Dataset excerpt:
---*---

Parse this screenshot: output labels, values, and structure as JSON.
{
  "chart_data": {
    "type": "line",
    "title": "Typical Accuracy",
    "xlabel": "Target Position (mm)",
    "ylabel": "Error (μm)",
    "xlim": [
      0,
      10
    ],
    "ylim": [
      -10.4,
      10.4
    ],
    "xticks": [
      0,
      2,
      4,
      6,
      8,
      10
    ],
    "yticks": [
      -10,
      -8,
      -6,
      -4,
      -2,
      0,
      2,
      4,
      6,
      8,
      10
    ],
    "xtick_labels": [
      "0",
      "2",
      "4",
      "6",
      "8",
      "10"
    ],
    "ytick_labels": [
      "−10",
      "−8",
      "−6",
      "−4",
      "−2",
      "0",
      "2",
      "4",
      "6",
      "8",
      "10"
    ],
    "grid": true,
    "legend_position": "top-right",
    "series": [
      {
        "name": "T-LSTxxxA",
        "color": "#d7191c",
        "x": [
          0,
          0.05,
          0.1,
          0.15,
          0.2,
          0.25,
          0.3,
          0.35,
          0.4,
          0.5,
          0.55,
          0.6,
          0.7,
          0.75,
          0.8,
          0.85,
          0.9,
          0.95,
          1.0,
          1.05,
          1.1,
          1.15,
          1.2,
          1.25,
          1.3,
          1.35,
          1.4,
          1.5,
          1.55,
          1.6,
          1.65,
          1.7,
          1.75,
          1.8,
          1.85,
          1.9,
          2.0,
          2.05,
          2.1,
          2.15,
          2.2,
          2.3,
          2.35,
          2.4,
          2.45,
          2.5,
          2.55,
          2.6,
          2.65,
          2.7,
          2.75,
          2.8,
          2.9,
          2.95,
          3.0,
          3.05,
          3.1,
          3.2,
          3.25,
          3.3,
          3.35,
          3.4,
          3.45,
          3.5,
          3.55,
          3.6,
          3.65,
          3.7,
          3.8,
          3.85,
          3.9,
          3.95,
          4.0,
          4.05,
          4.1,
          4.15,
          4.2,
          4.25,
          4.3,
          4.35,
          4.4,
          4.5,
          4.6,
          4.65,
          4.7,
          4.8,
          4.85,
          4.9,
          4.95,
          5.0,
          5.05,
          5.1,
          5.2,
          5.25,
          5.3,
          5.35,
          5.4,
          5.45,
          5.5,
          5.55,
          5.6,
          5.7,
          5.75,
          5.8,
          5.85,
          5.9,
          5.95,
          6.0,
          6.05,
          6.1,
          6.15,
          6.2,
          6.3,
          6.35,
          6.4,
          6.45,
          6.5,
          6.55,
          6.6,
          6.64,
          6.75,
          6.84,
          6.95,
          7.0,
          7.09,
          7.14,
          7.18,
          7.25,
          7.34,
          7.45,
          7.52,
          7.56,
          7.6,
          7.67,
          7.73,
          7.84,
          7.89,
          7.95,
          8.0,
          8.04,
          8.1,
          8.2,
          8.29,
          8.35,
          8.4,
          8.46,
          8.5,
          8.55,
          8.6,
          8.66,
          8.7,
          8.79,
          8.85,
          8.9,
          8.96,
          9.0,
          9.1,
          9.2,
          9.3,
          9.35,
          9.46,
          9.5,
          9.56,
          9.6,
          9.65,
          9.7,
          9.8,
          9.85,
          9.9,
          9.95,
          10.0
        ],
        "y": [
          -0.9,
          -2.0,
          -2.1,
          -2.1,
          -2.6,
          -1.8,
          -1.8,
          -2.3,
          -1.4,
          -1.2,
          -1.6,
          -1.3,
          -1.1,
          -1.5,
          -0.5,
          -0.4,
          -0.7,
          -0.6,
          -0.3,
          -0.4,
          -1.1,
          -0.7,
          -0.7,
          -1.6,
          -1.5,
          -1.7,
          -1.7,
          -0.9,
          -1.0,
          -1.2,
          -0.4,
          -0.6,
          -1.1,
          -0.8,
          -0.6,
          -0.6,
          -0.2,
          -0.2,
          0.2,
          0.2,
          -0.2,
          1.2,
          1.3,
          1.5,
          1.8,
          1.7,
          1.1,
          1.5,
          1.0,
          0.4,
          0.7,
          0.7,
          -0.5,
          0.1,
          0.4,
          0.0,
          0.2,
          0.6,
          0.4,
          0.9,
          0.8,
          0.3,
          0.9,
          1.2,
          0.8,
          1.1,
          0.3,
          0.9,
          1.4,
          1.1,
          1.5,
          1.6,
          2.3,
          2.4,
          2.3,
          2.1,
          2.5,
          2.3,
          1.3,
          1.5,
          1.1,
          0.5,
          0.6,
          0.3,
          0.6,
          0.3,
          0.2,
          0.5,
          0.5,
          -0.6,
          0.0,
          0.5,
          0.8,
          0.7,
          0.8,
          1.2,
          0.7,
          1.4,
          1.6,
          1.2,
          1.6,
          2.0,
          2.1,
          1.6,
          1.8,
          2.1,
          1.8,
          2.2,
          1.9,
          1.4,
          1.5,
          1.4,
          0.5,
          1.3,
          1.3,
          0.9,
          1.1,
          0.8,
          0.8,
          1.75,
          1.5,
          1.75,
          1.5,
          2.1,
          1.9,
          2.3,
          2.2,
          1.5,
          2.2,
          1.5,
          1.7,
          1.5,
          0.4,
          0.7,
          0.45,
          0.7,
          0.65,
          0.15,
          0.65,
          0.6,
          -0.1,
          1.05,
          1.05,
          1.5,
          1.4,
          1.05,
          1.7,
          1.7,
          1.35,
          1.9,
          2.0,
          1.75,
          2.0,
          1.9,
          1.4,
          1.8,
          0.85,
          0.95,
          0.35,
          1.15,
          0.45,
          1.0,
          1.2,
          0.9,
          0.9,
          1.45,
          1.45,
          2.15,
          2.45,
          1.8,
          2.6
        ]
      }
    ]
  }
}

---*---

§ Prompt:
Your task is to repeat each line of the material exactly.

§ Response:
Parse this screenshot: output labels, values, and structure as JSON.
{
  "chart_data": {
    "type": "line",
    "title": "Typical Accuracy",
    "xlabel": "Target Position (mm)",
    "ylabel": "Error (μm)",
    "xlim": [
      0,
      10
    ],
    "ylim": [
      -10.4,
      10.4
    ],
    "xticks": [
      0,
      2,
      4,
      6,
      8,
      10
    ],
    "yticks": [
      -10,
      -8,
      -6,
      -4,
      -2,
      0,
      2,
      4,
      6,
      8,
      10
    ],
    "xtick_labels": [
      "0",
      "2",
      "4",
      "6",
      "8",
      "10"
    ],
    "ytick_labels": [
      "−10",
      "−8",
      "−6",
      "−4",
      "−2",
      "0",
      "2",
      "4",
      "6",
      "8",
      "10"
    ],
    "grid": true,
    "legend_position": "top-right",
    "series": [
      {
        "name": "T-LSTxxxA",
        "color": "#d7191c",
        "x": [
          0,
          0.05,
          0.1,
          0.15,
          0.2,
          0.25,
          0.3,
          0.35,
          0.4,
          0.5,
          0.55,
          0.6,
          0.7,
          0.75,
          0.8,
          0.85,
          0.9,
          0.95,
          1.0,
          1.05,
          1.1,
          1.15,
          1.2,
          1.25,
          1.3,
          1.35,
          1.4,
          1.5,
          1.55,
          1.6,
          1.65,
          1.7,
          1.75,
          1.8,
          1.85,
          1.9,
          2.0,
          2.05,
          2.1,
          2.15,
          2.2,
          2.3,
          2.35,
          2.4,
          2.45,
          2.5,
          2.55,
          2.6,
          2.65,
          2.7,
          2.75,
          2.8,
          2.9,
          2.95,
          3.0,
          3.05,
          3.1,
          3.2,
          3.25,
          3.3,
          3.35,
          3.4,
          3.45,
          3.5,
          3.55,
          3.6,
          3.65,
          3.7,
          3.8,
          3.85,
          3.9,
          3.95,
          4.0,
          4.05,
          4.1,
          4.15,
          4.2,
          4.25,
          4.3,
          4.35,
          4.4,
          4.5,
          4.6,
          4.65,
          4.7,
          4.8,
          4.85,
          4.9,
          4.95,
          5.0,
          5.05,
          5.1,
          5.2,
          5.25,
          5.3,
          5.35,
          5.4,
          5.45,
          5.5,
          5.55,
          5.6,
          5.7,
          5.75,
          5.8,
          5.85,
          5.9,
          5.95,
          6.0,
          6.05,
          6.1,
          6.15,
          6.2,
          6.3,
          6.35,
          6.4,
          6.45,
          6.5,
          6.55,
          6.6,
          6.64,
          6.75,
          6.84,
          6.95,
          7.0,
          7.09,
          7.14,
          7.18,
          7.25,
          7.34,
          7.45,
          7.52,
          7.56,
          7.6,
          7.67,
          7.73,
          7.84,
          7.89,
          7.95,
          8.0,
          8.04,
          8.1,
          8.2,
          8.29,
          8.35,
          8.4,
          8.46,
          8.5,
          8.55,
          8.6,
          8.66,
          8.7,
          8.79,
          8.85,
          8.9,
          8.96,
          9.0,
          9.1,
          9.2,
          9.3,
          9.35,
          9.46,
          9.5,
          9.56,
          9.6,
          9.65,
          9.7,
          9.8,
          9.85,
          9.9,
          9.95,
          10.0
        ],
        "y": [
          -0.9,
          -2.0,
          -2.1,
          -2.1,
          -2.6,
          -1.8,
          -1.8,
          -2.3,
          -1.4,
          -1.2,
          -1.6,
          -1.3,
          -1.1,
          -1.5,
          -0.5,
          -0.4,
          -0.7,
          -0.6,
          -0.3,
          -0.4,
          -1.1,
          -0.7,
          -0.7,
          -1.6,
          -1.5,
          -1.7,
          -1.7,
          -0.9,
          -1.0,
          -1.2,
          -0.4,
          -0.6,
          -1.1,
          -0.8,
          -0.6,
          -0.6,
          -0.2,
          -0.2,
          0.2,
          0.2,
          -0.2,
          1.2,
          1.3,
          1.5,
          1.8,
          1.7,
          1.1,
          1.5,
          1.0,
          0.4,
          0.7,
          0.7,
          -0.5,
          0.1,
          0.4,
          0.0,
          0.2,
          0.6,
          0.4,
          0.9,
          0.8,
          0.3,
          0.9,
          1.2,
          0.8,
          1.1,
          0.3,
          0.9,
          1.4,
          1.1,
          1.5,
          1.6,
          2.3,
          2.4,
          2.3,
          2.1,
          2.5,
          2.3,
          1.3,
          1.5,
          1.1,
          0.5,
          0.6,
          0.3,
          0.6,
          0.3,
          0.2,
          0.5,
          0.5,
          -0.6,
          0.0,
          0.5,
          0.8,
          0.7,
          0.8,
          1.2,
          0.7,
          1.4,
          1.6,
          1.2,
          1.6,
          2.0,
          2.1,
          1.6,
          1.8,
          2.1,
          1.8,
          2.2,
          1.9,
          1.4,
          1.5,
          1.4,
          0.5,
          1.3,
          1.3,
          0.9,
          1.1,
          0.8,
          0.8,
          1.75,
          1.5,
          1.75,
          1.5,
          2.1,
          1.9,
          2.3,
          2.2,
          1.5,
          2.2,
          1.5,
          1.7,
          1.5,
          0.4,
          0.7,
          0.45,
          0.7,
          0.65,
          0.15,
          0.65,
          0.6,
          -0.1,
          1.05,
          1.05,
          1.5,
          1.4,
          1.05,
          1.7,
          1.7,
          1.35,
          1.9,
          2.0,
          1.75,
          2.0,
          1.9,
          1.4,
          1.8,
          0.85,
          0.95,
          0.35,
          1.15,
          0.45,
          1.0,
          1.2,
          0.9,
          0.9,
          1.45,
          1.45,
          2.15,
          2.45,
          1.8,
          2.6
        ]
      }
    ]
  }
}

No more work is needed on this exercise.